** GOAL **
Comb the records below for the string "xlabel" and copy each line where it turns up.

** Figure contents as structured data **
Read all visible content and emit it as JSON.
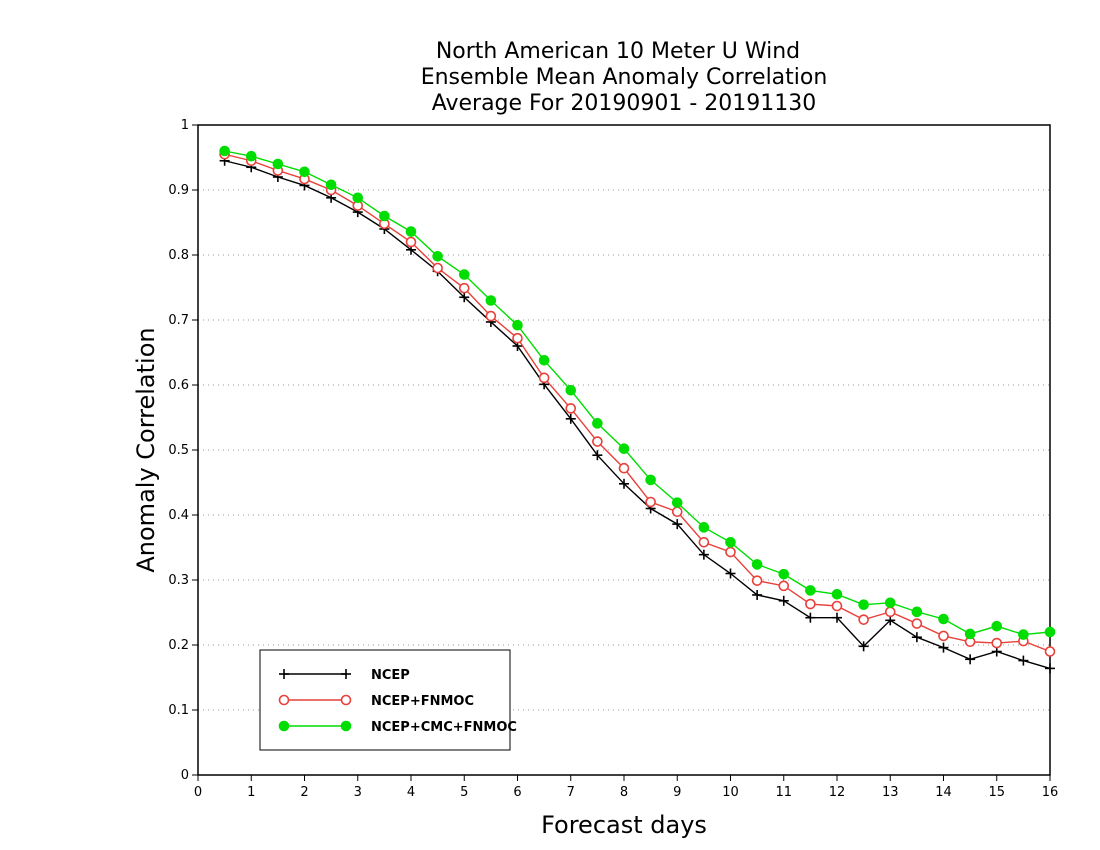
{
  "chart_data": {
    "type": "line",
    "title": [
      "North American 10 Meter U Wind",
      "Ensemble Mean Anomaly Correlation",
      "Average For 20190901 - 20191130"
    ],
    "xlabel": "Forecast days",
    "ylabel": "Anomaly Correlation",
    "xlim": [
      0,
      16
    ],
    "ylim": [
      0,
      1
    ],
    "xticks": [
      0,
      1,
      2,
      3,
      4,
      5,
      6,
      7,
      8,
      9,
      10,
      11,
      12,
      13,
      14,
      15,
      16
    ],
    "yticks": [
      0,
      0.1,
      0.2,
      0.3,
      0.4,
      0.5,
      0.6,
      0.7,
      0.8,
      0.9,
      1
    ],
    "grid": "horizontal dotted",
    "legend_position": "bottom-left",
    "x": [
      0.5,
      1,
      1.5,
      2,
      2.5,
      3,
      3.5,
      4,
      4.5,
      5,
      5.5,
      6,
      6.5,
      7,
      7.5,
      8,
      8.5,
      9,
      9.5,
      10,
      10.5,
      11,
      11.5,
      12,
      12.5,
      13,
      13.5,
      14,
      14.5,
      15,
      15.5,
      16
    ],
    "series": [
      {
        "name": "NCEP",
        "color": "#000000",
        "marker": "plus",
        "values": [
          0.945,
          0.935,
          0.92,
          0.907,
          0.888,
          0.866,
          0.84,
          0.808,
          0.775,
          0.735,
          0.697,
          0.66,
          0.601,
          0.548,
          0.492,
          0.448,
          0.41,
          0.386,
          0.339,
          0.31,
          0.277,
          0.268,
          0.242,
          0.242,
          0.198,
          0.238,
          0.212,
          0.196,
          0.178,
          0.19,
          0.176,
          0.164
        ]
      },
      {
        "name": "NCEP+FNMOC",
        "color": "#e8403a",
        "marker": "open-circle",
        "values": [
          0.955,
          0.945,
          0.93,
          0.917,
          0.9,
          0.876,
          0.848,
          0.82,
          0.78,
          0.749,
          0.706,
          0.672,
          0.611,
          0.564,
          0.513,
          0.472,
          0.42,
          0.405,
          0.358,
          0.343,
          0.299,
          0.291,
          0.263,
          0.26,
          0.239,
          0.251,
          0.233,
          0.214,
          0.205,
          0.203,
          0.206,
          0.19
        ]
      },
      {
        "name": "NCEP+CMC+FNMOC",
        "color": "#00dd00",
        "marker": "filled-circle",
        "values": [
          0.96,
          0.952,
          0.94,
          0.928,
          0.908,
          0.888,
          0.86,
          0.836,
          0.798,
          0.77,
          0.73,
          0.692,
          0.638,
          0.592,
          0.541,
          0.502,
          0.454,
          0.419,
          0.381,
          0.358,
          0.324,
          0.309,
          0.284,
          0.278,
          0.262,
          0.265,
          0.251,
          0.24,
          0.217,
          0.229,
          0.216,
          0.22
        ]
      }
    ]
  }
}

==

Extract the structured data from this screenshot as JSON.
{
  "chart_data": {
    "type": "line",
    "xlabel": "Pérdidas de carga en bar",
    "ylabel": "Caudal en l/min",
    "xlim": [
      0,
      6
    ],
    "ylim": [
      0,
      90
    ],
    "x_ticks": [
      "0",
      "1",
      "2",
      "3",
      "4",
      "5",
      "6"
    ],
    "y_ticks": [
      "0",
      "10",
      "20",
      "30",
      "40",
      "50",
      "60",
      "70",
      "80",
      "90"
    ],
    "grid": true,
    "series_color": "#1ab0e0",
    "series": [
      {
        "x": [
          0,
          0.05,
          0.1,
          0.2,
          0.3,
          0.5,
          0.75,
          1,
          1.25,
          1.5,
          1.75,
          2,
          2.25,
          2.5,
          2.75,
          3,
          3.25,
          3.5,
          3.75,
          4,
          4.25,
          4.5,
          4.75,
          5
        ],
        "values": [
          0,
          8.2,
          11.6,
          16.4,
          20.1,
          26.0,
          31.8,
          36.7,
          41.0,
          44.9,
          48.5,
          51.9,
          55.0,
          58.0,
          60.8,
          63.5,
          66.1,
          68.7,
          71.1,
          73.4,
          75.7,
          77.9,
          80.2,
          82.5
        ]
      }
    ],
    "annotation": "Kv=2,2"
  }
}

** THE RESULT **
    "xlabel": "Forecast days",
    "xlabel": "Pérdidas de carga en bar",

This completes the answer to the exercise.